Given problem >>
Retype all of the data. Every line must match exactly.

[Chart and figure data]
··········

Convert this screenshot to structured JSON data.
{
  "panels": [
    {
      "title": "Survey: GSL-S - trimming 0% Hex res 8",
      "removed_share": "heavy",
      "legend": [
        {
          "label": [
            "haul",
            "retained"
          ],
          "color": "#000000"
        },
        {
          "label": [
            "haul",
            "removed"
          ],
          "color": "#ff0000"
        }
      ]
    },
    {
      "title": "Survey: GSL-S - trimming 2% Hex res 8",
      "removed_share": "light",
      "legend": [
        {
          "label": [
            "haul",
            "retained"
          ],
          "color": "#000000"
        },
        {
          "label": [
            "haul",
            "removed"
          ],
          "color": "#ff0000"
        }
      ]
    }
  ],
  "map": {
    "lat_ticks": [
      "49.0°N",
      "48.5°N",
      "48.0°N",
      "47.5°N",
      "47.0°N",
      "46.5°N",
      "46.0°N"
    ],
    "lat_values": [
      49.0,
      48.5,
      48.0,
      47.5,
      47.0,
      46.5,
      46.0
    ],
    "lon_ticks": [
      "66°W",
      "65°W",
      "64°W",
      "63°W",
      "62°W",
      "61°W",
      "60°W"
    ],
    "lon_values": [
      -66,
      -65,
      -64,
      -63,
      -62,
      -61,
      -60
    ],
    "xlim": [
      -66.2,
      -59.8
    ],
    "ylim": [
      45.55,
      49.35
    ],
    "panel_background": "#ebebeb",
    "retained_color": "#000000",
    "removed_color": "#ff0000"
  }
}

··········

Response for this exercise >>
Convert this screenshot to structured JSON data.
{
  "panels": [
    {
      "title": "Survey: GSL-S - trimming 0% Hex res 8",
      "removed_share": "heavy",
      "legend": [
        {
          "label": [
            "haul",
            "retained"
          ],
          "color": "#000000"
        },
        {
          "label": [
            "haul",
            "removed"
          ],
          "color": "#ff0000"
        }
      ]
    },
    {
      "title": "Survey: GSL-S - trimming 2% Hex res 8",
      "removed_share": "light",
      "legend": [
        {
          "label": [
            "haul",
            "retained"
          ],
          "color": "#000000"
        },
        {
          "label": [
            "haul",
            "removed"
          ],
          "color": "#ff0000"
        }
      ]
    }
  ],
  "map": {
    "lat_ticks": [
      "49.0°N",
      "48.5°N",
      "48.0°N",
      "47.5°N",
      "47.0°N",
      "46.5°N",
      "46.0°N"
    ],
    "lat_values": [
      49.0,
      48.5,
      48.0,
      47.5,
      47.0,
      46.5,
      46.0
    ],
    "lon_ticks": [
      "66°W",
      "65°W",
      "64°W",
      "63°W",
      "62°W",
      "61°W",
      "60°W"
    ],
    "lon_values": [
      -66,
      -65,
      -64,
      -63,
      -62,
      -61,
      -60
    ],
    "xlim": [
      -66.2,
      -59.8
    ],
    "ylim": [
      45.55,
      49.35
    ],
    "panel_background": "#ebebeb",
    "retained_color": "#000000",
    "removed_color": "#ff0000"
  }
}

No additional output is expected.